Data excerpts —
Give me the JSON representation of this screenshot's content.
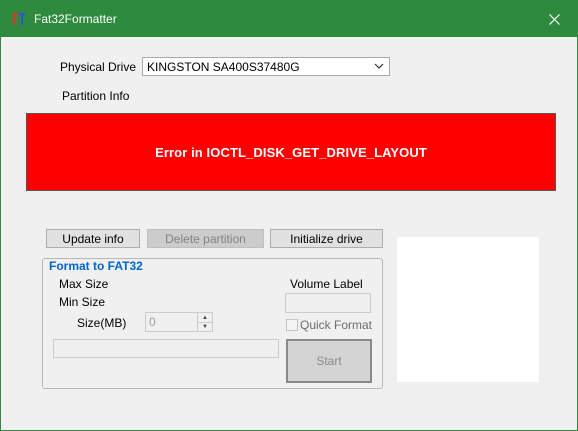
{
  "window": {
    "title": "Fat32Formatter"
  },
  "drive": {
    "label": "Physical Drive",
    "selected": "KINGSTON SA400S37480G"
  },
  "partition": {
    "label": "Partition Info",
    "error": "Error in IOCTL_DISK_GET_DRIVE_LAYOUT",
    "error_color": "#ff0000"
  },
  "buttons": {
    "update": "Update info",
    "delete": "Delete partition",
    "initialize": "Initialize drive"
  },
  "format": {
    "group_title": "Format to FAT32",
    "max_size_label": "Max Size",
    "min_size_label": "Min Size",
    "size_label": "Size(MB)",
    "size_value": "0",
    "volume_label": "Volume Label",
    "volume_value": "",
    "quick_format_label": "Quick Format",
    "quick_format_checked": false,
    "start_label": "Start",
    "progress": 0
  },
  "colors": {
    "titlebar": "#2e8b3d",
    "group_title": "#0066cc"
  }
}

Short problem —
Return all of the entries word for word, but omit the pictures.

Task output —
Give me the JSON representation of this screenshot's content.
{
  "window": {
    "title": "Fat32Formatter"
  },
  "drive": {
    "label": "Physical Drive",
    "selected": "KINGSTON SA400S37480G"
  },
  "partition": {
    "label": "Partition Info",
    "error": "Error in IOCTL_DISK_GET_DRIVE_LAYOUT",
    "error_color": "#ff0000"
  },
  "buttons": {
    "update": "Update info",
    "delete": "Delete partition",
    "initialize": "Initialize drive"
  },
  "format": {
    "group_title": "Format to FAT32",
    "max_size_label": "Max Size",
    "min_size_label": "Min Size",
    "size_label": "Size(MB)",
    "size_value": "0",
    "volume_label": "Volume Label",
    "volume_value": "",
    "quick_format_label": "Quick Format",
    "quick_format_checked": false,
    "start_label": "Start",
    "progress": 0
  },
  "colors": {
    "titlebar": "#2e8b3d",
    "group_title": "#0066cc"
  }
}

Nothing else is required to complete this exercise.